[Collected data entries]

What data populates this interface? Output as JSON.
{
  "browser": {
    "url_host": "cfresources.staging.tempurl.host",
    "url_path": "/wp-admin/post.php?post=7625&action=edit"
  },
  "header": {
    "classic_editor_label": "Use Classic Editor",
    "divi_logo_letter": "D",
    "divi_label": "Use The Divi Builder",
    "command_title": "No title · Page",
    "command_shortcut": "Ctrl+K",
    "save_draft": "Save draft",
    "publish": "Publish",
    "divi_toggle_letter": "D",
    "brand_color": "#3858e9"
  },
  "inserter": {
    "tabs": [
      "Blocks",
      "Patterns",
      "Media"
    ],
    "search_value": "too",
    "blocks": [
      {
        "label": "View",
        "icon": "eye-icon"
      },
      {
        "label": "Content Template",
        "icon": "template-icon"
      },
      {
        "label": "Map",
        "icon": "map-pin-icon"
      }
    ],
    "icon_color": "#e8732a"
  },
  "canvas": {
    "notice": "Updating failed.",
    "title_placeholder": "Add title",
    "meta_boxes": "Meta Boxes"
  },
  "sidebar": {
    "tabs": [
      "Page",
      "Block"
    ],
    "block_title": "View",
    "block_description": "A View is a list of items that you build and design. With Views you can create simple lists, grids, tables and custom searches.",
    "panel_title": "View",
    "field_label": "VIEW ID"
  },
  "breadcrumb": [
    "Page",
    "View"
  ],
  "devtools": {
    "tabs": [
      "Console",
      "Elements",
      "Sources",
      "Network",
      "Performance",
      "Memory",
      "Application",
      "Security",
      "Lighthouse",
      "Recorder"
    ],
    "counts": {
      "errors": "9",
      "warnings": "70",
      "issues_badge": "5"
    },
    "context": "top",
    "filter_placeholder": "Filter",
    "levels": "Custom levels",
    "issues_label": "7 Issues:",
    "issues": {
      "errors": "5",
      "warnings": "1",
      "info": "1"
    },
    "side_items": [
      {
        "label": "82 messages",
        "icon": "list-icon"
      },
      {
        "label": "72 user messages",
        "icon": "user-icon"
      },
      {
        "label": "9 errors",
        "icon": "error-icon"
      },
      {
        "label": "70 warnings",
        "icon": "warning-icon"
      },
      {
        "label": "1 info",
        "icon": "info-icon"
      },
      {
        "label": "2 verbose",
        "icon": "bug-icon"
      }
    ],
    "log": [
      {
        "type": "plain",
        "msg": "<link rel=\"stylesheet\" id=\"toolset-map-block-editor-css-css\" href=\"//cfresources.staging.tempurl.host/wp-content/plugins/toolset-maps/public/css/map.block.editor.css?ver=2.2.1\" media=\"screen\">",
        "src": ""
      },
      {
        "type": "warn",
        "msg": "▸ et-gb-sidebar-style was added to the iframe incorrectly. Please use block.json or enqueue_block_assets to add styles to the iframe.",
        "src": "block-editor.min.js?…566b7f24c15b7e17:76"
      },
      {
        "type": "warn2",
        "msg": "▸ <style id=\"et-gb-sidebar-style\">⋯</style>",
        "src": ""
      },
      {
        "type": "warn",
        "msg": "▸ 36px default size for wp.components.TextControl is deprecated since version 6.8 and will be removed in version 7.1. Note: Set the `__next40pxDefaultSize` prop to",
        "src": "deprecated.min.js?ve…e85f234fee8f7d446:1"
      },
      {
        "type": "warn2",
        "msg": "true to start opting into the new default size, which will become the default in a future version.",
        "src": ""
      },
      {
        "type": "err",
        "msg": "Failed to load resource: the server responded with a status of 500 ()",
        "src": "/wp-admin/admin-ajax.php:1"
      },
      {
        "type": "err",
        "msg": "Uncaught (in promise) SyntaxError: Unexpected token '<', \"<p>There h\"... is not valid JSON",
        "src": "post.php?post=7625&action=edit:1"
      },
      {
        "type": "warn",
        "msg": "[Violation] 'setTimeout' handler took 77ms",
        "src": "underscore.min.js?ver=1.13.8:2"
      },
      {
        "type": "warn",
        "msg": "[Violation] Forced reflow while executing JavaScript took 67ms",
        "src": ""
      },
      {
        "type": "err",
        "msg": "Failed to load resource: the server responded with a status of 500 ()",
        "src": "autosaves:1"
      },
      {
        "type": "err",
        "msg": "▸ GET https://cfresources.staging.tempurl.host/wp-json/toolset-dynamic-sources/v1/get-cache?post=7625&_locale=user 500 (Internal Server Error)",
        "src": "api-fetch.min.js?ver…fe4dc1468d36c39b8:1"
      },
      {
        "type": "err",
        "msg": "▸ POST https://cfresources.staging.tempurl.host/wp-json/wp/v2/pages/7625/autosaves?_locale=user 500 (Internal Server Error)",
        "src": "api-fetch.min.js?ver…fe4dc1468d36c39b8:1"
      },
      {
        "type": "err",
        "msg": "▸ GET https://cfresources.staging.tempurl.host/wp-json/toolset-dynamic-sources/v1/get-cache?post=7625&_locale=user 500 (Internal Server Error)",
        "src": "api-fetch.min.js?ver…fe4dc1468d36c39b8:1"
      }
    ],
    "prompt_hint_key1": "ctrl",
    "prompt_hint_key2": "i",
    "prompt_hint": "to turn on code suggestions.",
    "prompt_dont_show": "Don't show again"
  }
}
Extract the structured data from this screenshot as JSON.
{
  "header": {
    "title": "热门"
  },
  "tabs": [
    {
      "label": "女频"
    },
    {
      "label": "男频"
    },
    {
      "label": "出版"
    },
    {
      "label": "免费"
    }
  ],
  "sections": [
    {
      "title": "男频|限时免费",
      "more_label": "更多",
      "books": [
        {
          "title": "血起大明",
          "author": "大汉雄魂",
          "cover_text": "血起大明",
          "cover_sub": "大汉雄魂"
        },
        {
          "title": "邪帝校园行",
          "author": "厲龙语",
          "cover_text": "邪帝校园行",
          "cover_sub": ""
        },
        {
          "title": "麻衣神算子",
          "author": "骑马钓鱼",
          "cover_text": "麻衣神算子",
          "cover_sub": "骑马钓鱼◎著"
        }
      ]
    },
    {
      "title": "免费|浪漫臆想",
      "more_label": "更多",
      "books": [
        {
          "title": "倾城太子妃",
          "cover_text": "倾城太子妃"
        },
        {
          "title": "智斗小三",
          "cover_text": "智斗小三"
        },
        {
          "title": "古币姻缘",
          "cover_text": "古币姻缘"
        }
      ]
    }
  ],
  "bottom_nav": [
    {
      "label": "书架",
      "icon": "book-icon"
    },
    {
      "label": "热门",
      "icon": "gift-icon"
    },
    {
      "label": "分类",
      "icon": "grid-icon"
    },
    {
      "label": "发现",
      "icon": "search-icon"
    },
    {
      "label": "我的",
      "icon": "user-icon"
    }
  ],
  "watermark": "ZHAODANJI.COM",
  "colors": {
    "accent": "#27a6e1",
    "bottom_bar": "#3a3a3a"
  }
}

■ Set exercise ■
Extract each line of the material exactly as it stands.

■ Response for this exercise ■
What data populates this interface? Output as JSON.
{
  "browser": {
    "url_host": "cfresources.staging.tempurl.host",
    "url_path": "/wp-admin/post.php?post=7625&action=edit"
  },
  "header": {
    "classic_editor_label": "Use Classic Editor",
    "divi_logo_letter": "D",
    "divi_label": "Use The Divi Builder",
    "command_title": "No title · Page",
    "command_shortcut": "Ctrl+K",
    "save_draft": "Save draft",
    "publish": "Publish",
    "divi_toggle_letter": "D",
    "brand_color": "#3858e9"
  },
  "inserter": {
    "tabs": [
      "Blocks",
      "Patterns",
      "Media"
    ],
    "search_value": "too",
    "blocks": [
      {
        "label": "View",
        "icon": "eye-icon"
      },
      {
        "label": "Content Template",
        "icon": "template-icon"
      },
      {
        "label": "Map",
        "icon": "map-pin-icon"
      }
    ],
    "icon_color": "#e8732a"
  },
  "canvas": {
    "notice": "Updating failed.",
    "title_placeholder": "Add title",
    "meta_boxes": "Meta Boxes"
  },
  "sidebar": {
    "tabs": [
      "Page",
      "Block"
    ],
    "block_title": "View",
    "block_description": "A View is a list of items that you build and design. With Views you can create simple lists, grids, tables and custom searches.",
    "panel_title": "View",
    "field_label": "VIEW ID"
  },
  "breadcrumb": [
    "Page",
    "View"
  ],
  "devtools": {
    "tabs": [
      "Console",
      "Elements",
      "Sources",
      "Network",
      "Performance",
      "Memory",
      "Application",
      "Security",
      "Lighthouse",
      "Recorder"
    ],
    "counts": {
      "errors": "9",
      "warnings": "70",
      "issues_badge": "5"
    },
    "context": "top",
    "filter_placeholder": "Filter",
    "levels": "Custom levels",
    "issues_label": "7 Issues:",
    "issues": {
      "errors": "5",
      "warnings": "1",
      "info": "1"
    },
    "side_items": [
      {
        "label": "82 messages",
        "icon": "list-icon"
      },
      {
        "label": "72 user messages",
        "icon": "user-icon"
      },
      {
        "label": "9 errors",
        "icon": "error-icon"
      },
      {
        "label": "70 warnings",
        "icon": "warning-icon"
      },
      {
        "label": "1 info",
        "icon": "info-icon"
      },
      {
        "label": "2 verbose",
        "icon": "bug-icon"
      }
    ],
    "log": [
      {
        "type": "plain",
        "msg": "<link rel=\"stylesheet\" id=\"toolset-map-block-editor-css-css\" href=\"//cfresources.staging.tempurl.host/wp-content/plugins/toolset-maps/public/css/map.block.editor.css?ver=2.2.1\" media=\"screen\">",
        "src": ""
      },
      {
        "type": "warn",
        "msg": "▸ et-gb-sidebar-style was added to the iframe incorrectly. Please use block.json or enqueue_block_assets to add styles to the iframe.",
        "src": "block-editor.min.js?…566b7f24c15b7e17:76"
      },
      {
        "type": "warn2",
        "msg": "▸ <style id=\"et-gb-sidebar-style\">⋯</style>",
        "src": ""
      },
      {
        "type": "warn",
        "msg": "▸ 36px default size for wp.components.TextControl is deprecated since version 6.8 and will be removed in version 7.1. Note: Set the `__next40pxDefaultSize` prop to",
        "src": "deprecated.min.js?ve…e85f234fee8f7d446:1"
      },
      {
        "type": "warn2",
        "msg": "true to start opting into the new default size, which will become the default in a future version.",
        "src": ""
      },
      {
        "type": "err",
        "msg": "Failed to load resource: the server responded with a status of 500 ()",
        "src": "/wp-admin/admin-ajax.php:1"
      },
      {
        "type": "err",
        "msg": "Uncaught (in promise) SyntaxError: Unexpected token '<', \"<p>There h\"... is not valid JSON",
        "src": "post.php?post=7625&action=edit:1"
      },
      {
        "type": "warn",
        "msg": "[Violation] 'setTimeout' handler took 77ms",
        "src": "underscore.min.js?ver=1.13.8:2"
      },
      {
        "type": "warn",
        "msg": "[Violation] Forced reflow while executing JavaScript took 67ms",
        "src": ""
      },
      {
        "type": "err",
        "msg": "Failed to load resource: the server responded with a status of 500 ()",
        "src": "autosaves:1"
      },
      {
        "type": "err",
        "msg": "▸ GET https://cfresources.staging.tempurl.host/wp-json/toolset-dynamic-sources/v1/get-cache?post=7625&_locale=user 500 (Internal Server Error)",
        "src": "api-fetch.min.js?ver…fe4dc1468d36c39b8:1"
      },
      {
        "type": "err",
        "msg": "▸ POST https://cfresources.staging.tempurl.host/wp-json/wp/v2/pages/7625/autosaves?_locale=user 500 (Internal Server Error)",
        "src": "api-fetch.min.js?ver…fe4dc1468d36c39b8:1"
      },
      {
        "type": "err",
        "msg": "▸ GET https://cfresources.staging.tempurl.host/wp-json/toolset-dynamic-sources/v1/get-cache?post=7625&_locale=user 500 (Internal Server Error)",
        "src": "api-fetch.min.js?ver…fe4dc1468d36c39b8:1"
      }
    ],
    "prompt_hint_key1": "ctrl",
    "prompt_hint_key2": "i",
    "prompt_hint": "to turn on code suggestions.",
    "prompt_dont_show": "Don't show again"
  }
}
Extract the structured data from this screenshot as JSON.
{
  "header": {
    "title": "热门"
  },
  "tabs": [
    {
      "label": "女频"
    },
    {
      "label": "男频"
    },
    {
      "label": "出版"
    },
    {
      "label": "免费"
    }
  ],
  "sections": [
    {
      "title": "男频|限时免费",
      "more_label": "更多",
      "books": [
        {
          "title": "血起大明",
          "author": "大汉雄魂",
          "cover_text": "血起大明",
          "cover_sub": "大汉雄魂"
        },
        {
          "title": "邪帝校园行",
          "author": "厲龙语",
          "cover_text": "邪帝校园行",
          "cover_sub": ""
        },
        {
          "title": "麻衣神算子",
          "author": "骑马钓鱼",
          "cover_text": "麻衣神算子",
          "cover_sub": "骑马钓鱼◎著"
        }
      ]
    },
    {
      "title": "免费|浪漫臆想",
      "more_label": "更多",
      "books": [
        {
          "title": "倾城太子妃",
          "cover_text": "倾城太子妃"
        },
        {
          "title": "智斗小三",
          "cover_text": "智斗小三"
        },
        {
          "title": "古币姻缘",
          "cover_text": "古币姻缘"
        }
      ]
    }
  ],
  "bottom_nav": [
    {
      "label": "书架",
      "icon": "book-icon"
    },
    {
      "label": "热门",
      "icon": "gift-icon"
    },
    {
      "label": "分类",
      "icon": "grid-icon"
    },
    {
      "label": "发现",
      "icon": "search-icon"
    },
    {
      "label": "我的",
      "icon": "user-icon"
    }
  ],
  "watermark": "ZHAODANJI.COM",
  "colors": {
    "accent": "#27a6e1",
    "bottom_bar": "#3a3a3a"
  }
}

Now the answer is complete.